> DIRECTIONS:
Your job is to retype all of the data word for word, leaving every image out.

> EXERCISE INPUTS:
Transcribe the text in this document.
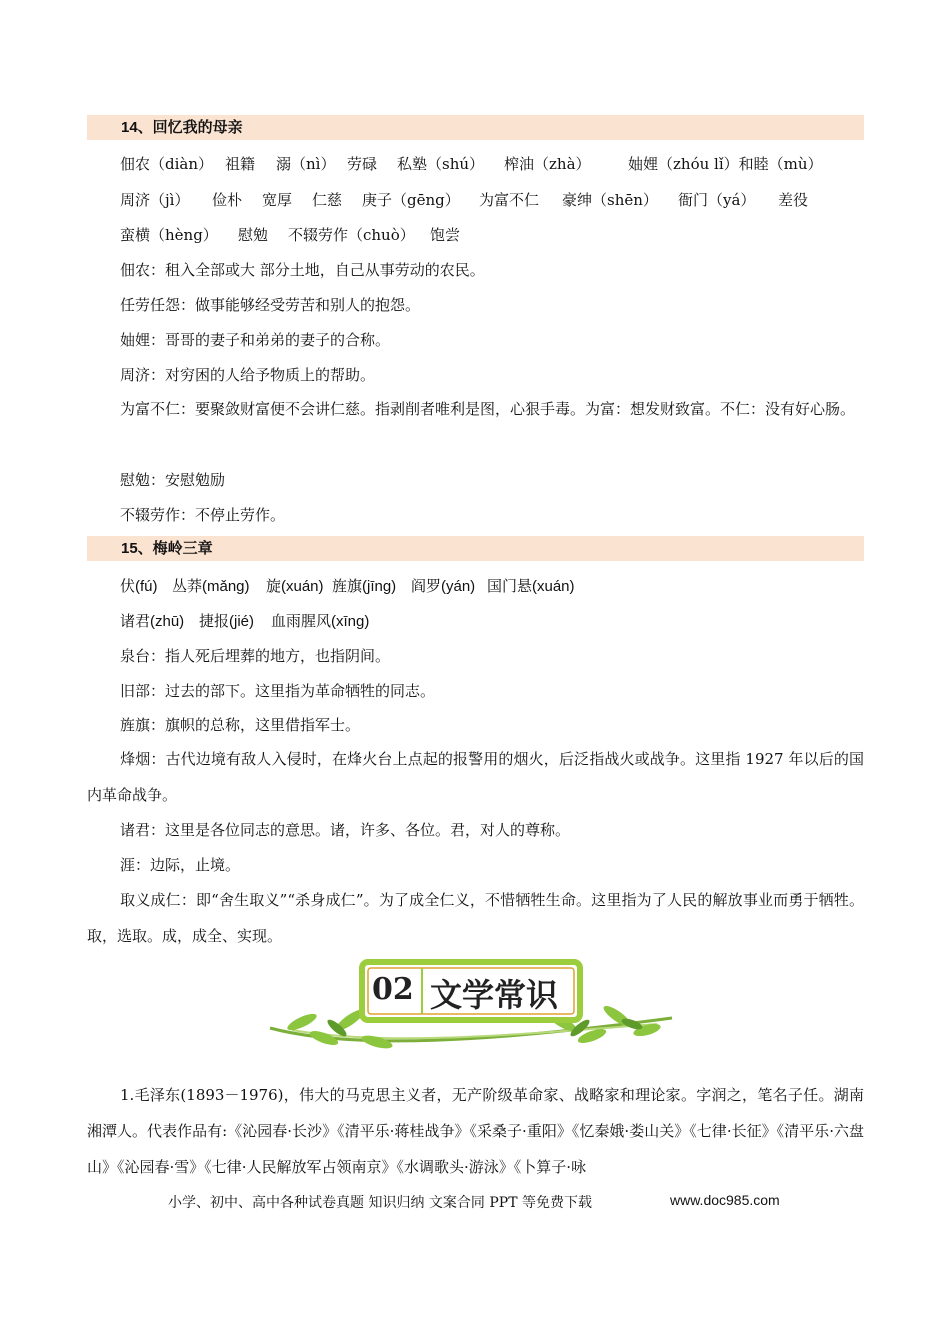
14、回忆我的母亲
佃农（diàn） 祖籍 溺（nì） 劳碌 私塾（shú） 榨油（zhà） 妯娌（zhóu lǐ）和睦（mù）
周济（jì） 俭朴 宽厚 仁慈 庚子（gēng） 为富不仁 豪绅（shēn） 衙门（yá） 差役
蛮横（hèng） 慰勉 不辍劳作（chuò） 饱尝
佃农：租入全部或大 部分土地，自己从事劳动的农民。
任劳任怨：做事能够经受劳苦和别人的抱怨。
妯娌：哥哥的妻子和弟弟的妻子的合称。
周济：对穷困的人给予物质上的帮助。
为富不仁：要聚敛财富便不会讲仁慈。指剥削者唯利是图，心狠手毒。为富：想发财致富。不仁：没有好心肠。
慰勉：安慰勉励
不辍劳作：不停止劳作。
15、梅岭三章
伏(fú) 丛莽(mǎng) 旋(xuán) 旌旗(jīng) 阎罗(yán) 国门悬(xuán)
诸君(zhū) 捷报(jié) 血雨腥风(xīng)
泉台：指人死后埋葬的地方，也指阴间。
旧部：过去的部下。这里指为革命牺牲的同志。
旌旗：旗帜的总称，这里借指军士。
烽烟：古代边境有敌人入侵时，在烽火台上点起的报警用的烟火，后泛指战火或战争。这里指 1927 年以后的国内革命战争。
诸君：这里是各位同志的意思。诸，许多、各位。君，对人的尊称。
涯：边际，止境。
取义成仁：即“舍生取义”“杀身成仁”。为了成全仁义，不惜牺牲生命。这里指为了人民的解放事业而勇于牺牲。取，选取。成，成全、实现。
02 文学常识
1.毛泽东(1893－1976)，伟大的马克思主义者，无产阶级革命家、战略家和理论家。字润之，笔名子任。湖南湘潭人。代表作品有:《沁园春·长沙》《清平乐·蒋桂战争》《采桑子·重阳》《忆秦娥·娄山关》《七律·长征》《清平乐·六盘山》《沁园春·雪》《七律·人民解放军占领南京》《水调歌头·游泳》《卜算子·咏
小学、初中、高中各种试卷真题 知识归纳 文案合同 PPT 等免费下载	www.doc985.com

> REPLY TO THE TASK:
Transcribe the text in this document.
14、回忆我的母亲
佃农（diàn） 祖籍 溺（nì） 劳碌 私塾（shú） 榨油（zhà） 妯娌（zhóu lǐ）和睦（mù）
周济（jì） 俭朴 宽厚 仁慈 庚子（gēng） 为富不仁 豪绅（shēn） 衙门（yá） 差役
蛮横（hèng） 慰勉 不辍劳作（chuò） 饱尝
佃农：租入全部或大 部分土地，自己从事劳动的农民。
任劳任怨：做事能够经受劳苦和别人的抱怨。
妯娌：哥哥的妻子和弟弟的妻子的合称。
周济：对穷困的人给予物质上的帮助。
为富不仁：要聚敛财富便不会讲仁慈。指剥削者唯利是图，心狠手毒。为富：想发财致富。不仁：没有好心肠。
慰勉：安慰勉励
不辍劳作：不停止劳作。
15、梅岭三章
伏(fú) 丛莽(mǎng) 旋(xuán) 旌旗(jīng) 阎罗(yán) 国门悬(xuán)
诸君(zhū) 捷报(jié) 血雨腥风(xīng)
泉台：指人死后埋葬的地方，也指阴间。
旧部：过去的部下。这里指为革命牺牲的同志。
旌旗：旗帜的总称，这里借指军士。
烽烟：古代边境有敌人入侵时，在烽火台上点起的报警用的烟火，后泛指战火或战争。这里指 1927 年以后的国内革命战争。
诸君：这里是各位同志的意思。诸，许多、各位。君，对人的尊称。
涯：边际，止境。
取义成仁：即“舍生取义”“杀身成仁”。为了成全仁义，不惜牺牲生命。这里指为了人民的解放事业而勇于牺牲。取，选取。成，成全、实现。
02 文学常识
1.毛泽东(1893－1976)，伟大的马克思主义者，无产阶级革命家、战略家和理论家。字润之，笔名子任。湖南湘潭人。代表作品有:《沁园春·长沙》《清平乐·蒋桂战争》《采桑子·重阳》《忆秦娥·娄山关》《七律·长征》《清平乐·六盘山》《沁园春·雪》《七律·人民解放军占领南京》《水调歌头·游泳》《卜算子·咏
小学、初中、高中各种试卷真题 知识归纳 文案合同 PPT 等免费下载	www.doc985.com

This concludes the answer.